• **PROBLEM 1**: Could you print, word for word, the part of the article on Wiggins's acting career that opens with the words containing "She was right." and closes with "of people do."?
• **PROBLEM 2**: How would the article on Wiggins's acting career go on after its final sentence? Write the next part; the data that follows is not part of it.

• **SELECTED PASSAGE**:

▬▬▬

Wiggins says acting had always been at the forefront of his mind while growing up, much to the dismay of his parents, who thought it was ‘a phase’.
“From a very young age I loved it,” he says. “I’ve got four brothers and I think it might have been a desperate scream for attention.
“At school and university I was always into plays. I think the conscious decision for me to become an actor was made quite young. I was desperate to perform and that massively carried me through my life.”
He gained a place at the University of Exeter to study drama, but his parents stepped in and convinced him to do a ‘proper’ degree, so he studied politics and psychology instead.
However, no sooner had he left than he auditioned for drama school - something for which he admits he was horribly unprepared. Being unsuccessful, he tried his hand at auditioning through a casting call website.
Without an agent, though, it was tough to bag a role. Without a role, it was tough to bag an agent.
But while working in a pub just outside Maidstone, he was struck with some unexpected luck when a customer came in who had just sold his house to a casting director. He said he would put Wiggins in touch.
“I thought ‘That’s not really how it works, but why not?’.
“I emailed over my head shot and limited CV and this casting director put me in touch with an agent. I explained to her that I’d actually written to them already to invite them to a show I was going to be in at the Edinburgh Fringe and they had told me their books were full, but she just said ‘Leave it with me’.”
She was right. The agents called him in for a meeting and once he got himself a role in a play, they came to watch, signed him up and the rest is history.
So what about his parents? Are they convinced yet about his chosen career?
“They are proud, it’s just a world they are very unfamiliar with and they think unless you’re in Hollywood, on the red carpet at the Oscars, then you’re not really making it as an actor.
“I have side jobs, I don’t make all my income from acting. Not a huge number of people do.
“Up until recently my dad would say ‘It’s Ben, he’s trying to be an actor’ and I’d say ‘No, Dad, I am an actor, I’ve worked professionally for the last 10 years’. But they are proud and they know how happy I am.”

▬▬▬

• **ENTRIES SHOWN**:
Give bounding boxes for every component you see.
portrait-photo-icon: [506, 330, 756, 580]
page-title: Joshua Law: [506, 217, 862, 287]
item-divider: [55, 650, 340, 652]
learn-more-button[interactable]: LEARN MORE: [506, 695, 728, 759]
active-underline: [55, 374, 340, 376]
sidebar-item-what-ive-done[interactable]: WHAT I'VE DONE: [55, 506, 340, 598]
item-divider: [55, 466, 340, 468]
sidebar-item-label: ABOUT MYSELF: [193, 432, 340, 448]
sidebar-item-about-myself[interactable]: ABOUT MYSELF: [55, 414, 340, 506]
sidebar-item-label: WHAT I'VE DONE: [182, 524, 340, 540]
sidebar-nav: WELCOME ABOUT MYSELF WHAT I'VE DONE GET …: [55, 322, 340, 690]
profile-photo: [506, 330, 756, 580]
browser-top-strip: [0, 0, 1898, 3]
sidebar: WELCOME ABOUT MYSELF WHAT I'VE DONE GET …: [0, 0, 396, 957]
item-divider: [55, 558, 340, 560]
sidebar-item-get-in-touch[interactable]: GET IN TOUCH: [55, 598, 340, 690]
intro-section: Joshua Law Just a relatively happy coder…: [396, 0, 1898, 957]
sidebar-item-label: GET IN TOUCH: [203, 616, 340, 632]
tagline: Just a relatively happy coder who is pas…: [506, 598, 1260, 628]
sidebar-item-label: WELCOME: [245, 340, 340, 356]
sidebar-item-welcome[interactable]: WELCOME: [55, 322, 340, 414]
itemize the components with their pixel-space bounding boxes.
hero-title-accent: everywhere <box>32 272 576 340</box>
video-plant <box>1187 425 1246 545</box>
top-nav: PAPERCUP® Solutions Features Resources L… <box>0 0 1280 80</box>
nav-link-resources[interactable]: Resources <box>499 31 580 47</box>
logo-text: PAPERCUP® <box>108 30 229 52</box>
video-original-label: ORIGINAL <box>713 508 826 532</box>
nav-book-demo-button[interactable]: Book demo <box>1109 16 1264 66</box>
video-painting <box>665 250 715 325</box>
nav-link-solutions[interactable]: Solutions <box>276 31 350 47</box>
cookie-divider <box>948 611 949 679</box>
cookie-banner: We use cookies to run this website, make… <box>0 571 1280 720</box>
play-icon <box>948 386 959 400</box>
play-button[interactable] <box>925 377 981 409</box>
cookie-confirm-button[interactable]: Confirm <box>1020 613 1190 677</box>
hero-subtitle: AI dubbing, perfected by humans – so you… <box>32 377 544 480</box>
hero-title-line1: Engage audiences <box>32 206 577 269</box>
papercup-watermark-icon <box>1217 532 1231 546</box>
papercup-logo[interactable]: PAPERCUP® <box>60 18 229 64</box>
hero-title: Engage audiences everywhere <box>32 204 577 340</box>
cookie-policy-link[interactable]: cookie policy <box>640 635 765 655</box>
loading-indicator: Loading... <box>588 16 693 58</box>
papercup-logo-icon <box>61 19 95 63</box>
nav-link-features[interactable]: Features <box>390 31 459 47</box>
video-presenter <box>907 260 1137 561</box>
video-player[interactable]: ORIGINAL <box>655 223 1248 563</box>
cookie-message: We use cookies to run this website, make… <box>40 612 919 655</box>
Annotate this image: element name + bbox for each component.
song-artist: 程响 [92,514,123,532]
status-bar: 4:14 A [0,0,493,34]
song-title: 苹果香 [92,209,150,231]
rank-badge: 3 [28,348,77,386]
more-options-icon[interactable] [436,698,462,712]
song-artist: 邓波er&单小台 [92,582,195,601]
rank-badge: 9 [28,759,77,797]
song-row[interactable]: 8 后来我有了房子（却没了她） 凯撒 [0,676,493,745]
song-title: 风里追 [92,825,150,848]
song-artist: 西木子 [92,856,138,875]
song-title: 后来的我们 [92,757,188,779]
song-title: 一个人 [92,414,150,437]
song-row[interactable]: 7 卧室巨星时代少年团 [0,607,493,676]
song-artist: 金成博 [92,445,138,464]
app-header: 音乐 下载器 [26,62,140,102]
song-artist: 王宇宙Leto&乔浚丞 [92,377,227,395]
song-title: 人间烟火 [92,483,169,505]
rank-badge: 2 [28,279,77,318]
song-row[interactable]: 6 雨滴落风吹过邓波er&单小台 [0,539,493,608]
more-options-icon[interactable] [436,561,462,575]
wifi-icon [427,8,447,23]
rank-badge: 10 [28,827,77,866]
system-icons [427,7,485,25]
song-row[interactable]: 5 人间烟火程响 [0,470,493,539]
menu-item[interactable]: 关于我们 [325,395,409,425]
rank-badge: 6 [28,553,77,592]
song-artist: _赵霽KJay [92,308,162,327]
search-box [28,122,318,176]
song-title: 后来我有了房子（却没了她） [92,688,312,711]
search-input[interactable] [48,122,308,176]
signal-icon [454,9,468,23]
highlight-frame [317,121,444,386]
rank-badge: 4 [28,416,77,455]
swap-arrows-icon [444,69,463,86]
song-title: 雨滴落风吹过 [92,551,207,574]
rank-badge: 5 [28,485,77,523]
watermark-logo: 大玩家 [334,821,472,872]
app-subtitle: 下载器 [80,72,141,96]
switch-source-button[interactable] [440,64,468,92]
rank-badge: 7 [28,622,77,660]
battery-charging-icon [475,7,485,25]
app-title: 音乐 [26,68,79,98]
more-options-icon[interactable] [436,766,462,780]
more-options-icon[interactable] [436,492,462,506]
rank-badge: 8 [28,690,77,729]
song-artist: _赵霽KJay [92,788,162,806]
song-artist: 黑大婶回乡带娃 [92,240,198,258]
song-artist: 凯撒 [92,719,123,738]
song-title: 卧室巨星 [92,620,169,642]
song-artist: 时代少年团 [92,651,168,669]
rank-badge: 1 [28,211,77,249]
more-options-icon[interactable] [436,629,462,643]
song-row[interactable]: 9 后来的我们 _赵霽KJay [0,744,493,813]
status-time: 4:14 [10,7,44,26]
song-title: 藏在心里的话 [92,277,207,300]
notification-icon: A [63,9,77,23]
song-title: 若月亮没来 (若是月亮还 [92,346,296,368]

▬▬▬

• **TASK RESULT 1**:
She was right. The agents called him in for a meeting and once he got himself a role in a play, they came to watch, signed him up and the rest is history.
So what about his parents? Are they convinced yet about his chosen career?
“They are proud, it’s just a world they are very unfamiliar with and they think unless you’re in Hollywood, on the red carpet at the Oscars, then you’re not really making it as an actor.
“I have side jobs, I don’t make all my income from acting. Not a huge number of people do.

• **TASK RESULT 2**:
Wiggins says he feels incredibly fortunate and grateful with some of the roles he’s had over the years in shows including The Witcher, Mary Queen of Scots, Grantchester and Hollyoaks.
During December and January, he was also in the Shakespeare play As You Like It at the new Soho Place Theatre - the first play he’d done since before lockdown when he was doing Coriolanus at The Crucible in Sheffield.
“Having not done it for so long due to lockdown, it was terrifying at first. It felt so strange to have a live audience again, but the buzz and the rush is just so exciting - there’s nothing like it.
“Having said that, I do love doing TV and film - there’s just a lot of waiting. You want to be working with a cast you really like, and luckily with You the cast were phenomenal and we all got on like a house on fire, so waiting in the green room was really fun.
“There’s a very famous quote from the actor John Candy, who said ‘As an actor I’m not paid to act, I’m paid to wait’. About 10 per cent of your time is on camera doing your thing and the rest is waiting for a light to be set up, a boom to be moved, or whatever.
“They don’t always tell you that - everyone thinks filming is so glamorous and it is lovely and exciting, but there’s lots of waiting. But it’s all worth it for that time that you’re actually shooting.”
The 32-year-old says You was a pinnacle in terms of roles he wanted to play but that there are others he would love to be involved in, such as Netflix’s Sex Education.
“Netflix is turning out some fantastic shows at the moment and I’ve had auditions for some of them, but they sometimes turn out to be ‘the one that got away’. I had an audition for Bridgerton a few years ago and got quite far but then didn’t get it.
“I love a fantasy show, like when Games of Thrones came out, every actor wanted to be part of it.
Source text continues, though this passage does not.